◆ Supplied text
──────

The PyCytoData Object
The PyCytoData
object is the workhorse that carries you through every step
of the way! If you’re familiar with seurat
and its signature workflow, you
should feel more or less at ease here: we aim to use one single object for
all your needs! All the actions will be as verbs whereas the metadata can be
accessed via attributes.
This tutorial walks you through the details of the class and how you can best utilize all its neat features beyond the most common usage as shown in the quickstart guide.
Creating PyCytoData
Object
In general, there are three ways that you will have a PyCytoData
object:
You load a benchmark dataset using the
DataLoader.load_dataset
method.You load an expression matrix with the
FileIO.load_expression
method.You create your own object using the constructor.
While the first two applications are much more common, we will walk you through each of the three methods.

──────

◆ Data extracts
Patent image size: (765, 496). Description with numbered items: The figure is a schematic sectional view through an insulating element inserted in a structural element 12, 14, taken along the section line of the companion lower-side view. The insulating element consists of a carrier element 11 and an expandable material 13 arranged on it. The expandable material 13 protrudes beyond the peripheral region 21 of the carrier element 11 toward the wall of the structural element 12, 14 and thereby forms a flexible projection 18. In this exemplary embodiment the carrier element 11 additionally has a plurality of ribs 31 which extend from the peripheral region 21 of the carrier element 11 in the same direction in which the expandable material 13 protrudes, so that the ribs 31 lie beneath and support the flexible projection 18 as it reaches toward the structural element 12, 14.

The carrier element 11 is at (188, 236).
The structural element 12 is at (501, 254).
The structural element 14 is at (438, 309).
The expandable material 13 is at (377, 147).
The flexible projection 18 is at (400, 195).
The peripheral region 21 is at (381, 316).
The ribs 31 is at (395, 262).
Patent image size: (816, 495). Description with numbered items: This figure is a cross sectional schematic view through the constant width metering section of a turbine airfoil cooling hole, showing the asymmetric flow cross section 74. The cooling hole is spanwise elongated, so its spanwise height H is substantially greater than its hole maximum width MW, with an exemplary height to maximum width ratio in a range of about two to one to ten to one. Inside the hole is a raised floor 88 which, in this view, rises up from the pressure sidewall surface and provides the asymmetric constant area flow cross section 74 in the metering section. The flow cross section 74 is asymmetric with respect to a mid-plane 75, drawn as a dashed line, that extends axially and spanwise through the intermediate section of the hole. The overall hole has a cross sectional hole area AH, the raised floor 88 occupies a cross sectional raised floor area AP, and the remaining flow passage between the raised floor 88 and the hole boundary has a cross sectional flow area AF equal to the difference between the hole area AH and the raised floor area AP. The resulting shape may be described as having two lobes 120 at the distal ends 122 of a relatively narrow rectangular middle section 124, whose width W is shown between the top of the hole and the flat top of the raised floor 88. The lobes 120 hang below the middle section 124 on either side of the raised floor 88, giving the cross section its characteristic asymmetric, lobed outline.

──────

◆ What to do
Can you copy out the part of the PyCytoData tutorial that begins at the words "This tutorial walks" and stops after "using the constructor.", renaming "PyCytoData" to "CytoData" wherever it occurs?

◆ Exercise solution
This tutorial walks you through the details of the class and how you can best utilize all its neat features beyond the most common usage as shown in the quickstart guide.
Creating CytoData
Object
In general, there are three ways that you will have a CytoData
object:
You load a benchmark dataset using the
DataLoader.load_dataset
method.You load an expression matrix with the
FileIO.load_expression
method.You create your own object using the constructor.